» **WRITTEN EXERCISE**
Below is the data. Give it again, complete and exact.

--

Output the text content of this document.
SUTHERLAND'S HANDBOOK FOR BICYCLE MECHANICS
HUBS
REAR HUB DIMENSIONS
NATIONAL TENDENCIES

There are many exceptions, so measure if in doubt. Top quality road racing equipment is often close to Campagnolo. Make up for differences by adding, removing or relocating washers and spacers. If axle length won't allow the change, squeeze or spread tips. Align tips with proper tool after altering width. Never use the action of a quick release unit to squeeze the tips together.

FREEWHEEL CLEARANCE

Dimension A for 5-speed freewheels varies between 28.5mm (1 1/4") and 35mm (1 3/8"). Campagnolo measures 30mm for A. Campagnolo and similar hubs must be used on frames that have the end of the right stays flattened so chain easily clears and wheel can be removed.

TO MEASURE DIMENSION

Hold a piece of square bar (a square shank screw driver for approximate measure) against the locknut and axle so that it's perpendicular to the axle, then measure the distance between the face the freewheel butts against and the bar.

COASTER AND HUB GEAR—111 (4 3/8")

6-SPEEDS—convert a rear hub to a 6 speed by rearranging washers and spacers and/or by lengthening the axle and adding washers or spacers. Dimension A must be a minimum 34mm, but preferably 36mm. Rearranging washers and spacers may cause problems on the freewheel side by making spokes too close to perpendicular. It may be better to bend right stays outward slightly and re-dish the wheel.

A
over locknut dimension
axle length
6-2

--

» **REPLY TO THE TASK**
Output the text content of this document.
SUTHERLAND'S HANDBOOK FOR BICYCLE MECHANICS
HUBS
REAR HUB DIMENSIONS
NATIONAL TENDENCIES

There are many exceptions, so measure if in doubt. Top quality road racing equipment is often close to Campagnolo. Make up for differences by adding, removing or relocating washers and spacers. If axle length won't allow the change, squeeze or spread tips. Align tips with proper tool after altering width. Never use the action of a quick release unit to squeeze the tips together.

FREEWHEEL CLEARANCE

Dimension A for 5-speed freewheels varies between 28.5mm (1 1/4") and 35mm (1 3/8"). Campagnolo measures 30mm for A. Campagnolo and similar hubs must be used on frames that have the end of the right stays flattened so chain easily clears and wheel can be removed.

TO MEASURE DIMENSION

Hold a piece of square bar (a square shank screw driver for approximate measure) against the locknut and axle so that it's perpendicular to the axle, then measure the distance between the face the freewheel butts against and the bar.

COASTER AND HUB GEAR—111 (4 3/8")

6-SPEEDS—convert a rear hub to a 6 speed by rearranging washers and spacers and/or by lengthening the axle and adding washers or spacers. Dimension A must be a minimum 34mm, but preferably 36mm. Rearranging washers and spacers may cause problems on the freewheel side by making spokes too close to perpendicular. It may be better to bend right stays outward slightly and re-dish the wheel.

A
over locknut dimension
axle length
6-2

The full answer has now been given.